[Data extracted from a collection]
______

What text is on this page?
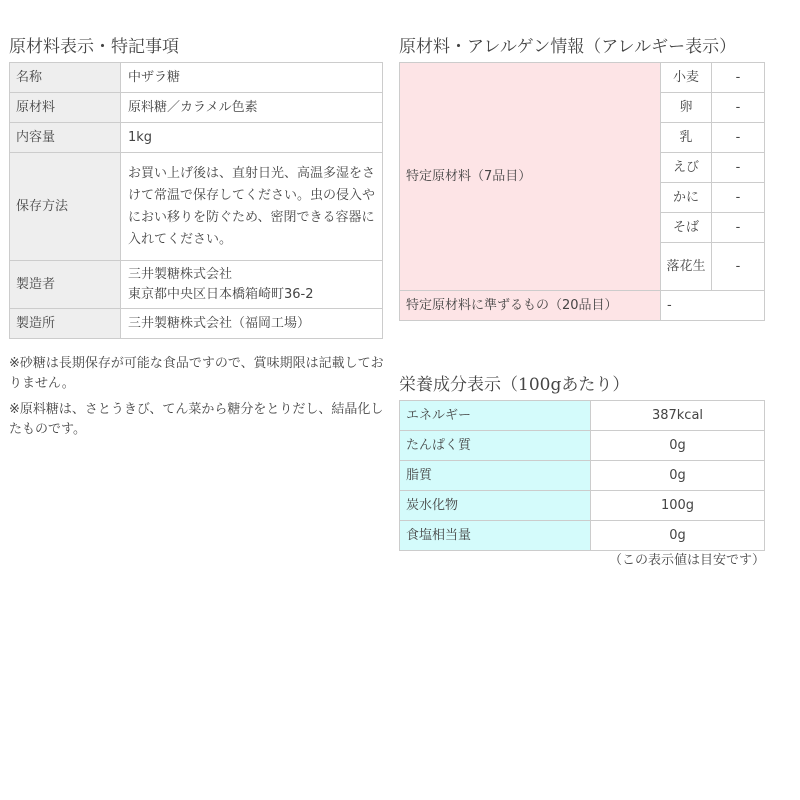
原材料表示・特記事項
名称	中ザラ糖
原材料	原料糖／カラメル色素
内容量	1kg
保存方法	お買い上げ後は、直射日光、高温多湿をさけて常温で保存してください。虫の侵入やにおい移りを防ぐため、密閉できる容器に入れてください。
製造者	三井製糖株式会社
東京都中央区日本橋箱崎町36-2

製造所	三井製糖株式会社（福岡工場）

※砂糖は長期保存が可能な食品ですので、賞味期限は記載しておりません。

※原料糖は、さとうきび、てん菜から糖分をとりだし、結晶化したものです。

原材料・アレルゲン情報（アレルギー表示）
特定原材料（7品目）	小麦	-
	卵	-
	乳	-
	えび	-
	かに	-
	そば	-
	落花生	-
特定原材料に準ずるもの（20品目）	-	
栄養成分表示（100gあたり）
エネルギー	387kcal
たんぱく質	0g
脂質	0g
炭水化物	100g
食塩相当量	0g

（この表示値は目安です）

______

■ REQUEST
Each entry above is to be written out again unchanged, apart from the pictures, which are left out.

■ ANSWER TO THE EXERCISE
What text is on this page?
原材料表示・特記事項
名称	中ザラ糖
原材料	原料糖／カラメル色素
内容量	1kg
保存方法	お買い上げ後は、直射日光、高温多湿をさけて常温で保存してください。虫の侵入やにおい移りを防ぐため、密閉できる容器に入れてください。
製造者	三井製糖株式会社
東京都中央区日本橋箱崎町36-2

製造所	三井製糖株式会社（福岡工場）

※砂糖は長期保存が可能な食品ですので、賞味期限は記載しておりません。

※原料糖は、さとうきび、てん菜から糖分をとりだし、結晶化したものです。

原材料・アレルゲン情報（アレルギー表示）
特定原材料（7品目）	小麦	-
	卵	-
	乳	-
	えび	-
	かに	-
	そば	-
	落花生	-
特定原材料に準ずるもの（20品目）	-	
栄養成分表示（100gあたり）
エネルギー	387kcal
たんぱく質	0g
脂質	0g
炭水化物	100g
食塩相当量	0g

（この表示値は目安です）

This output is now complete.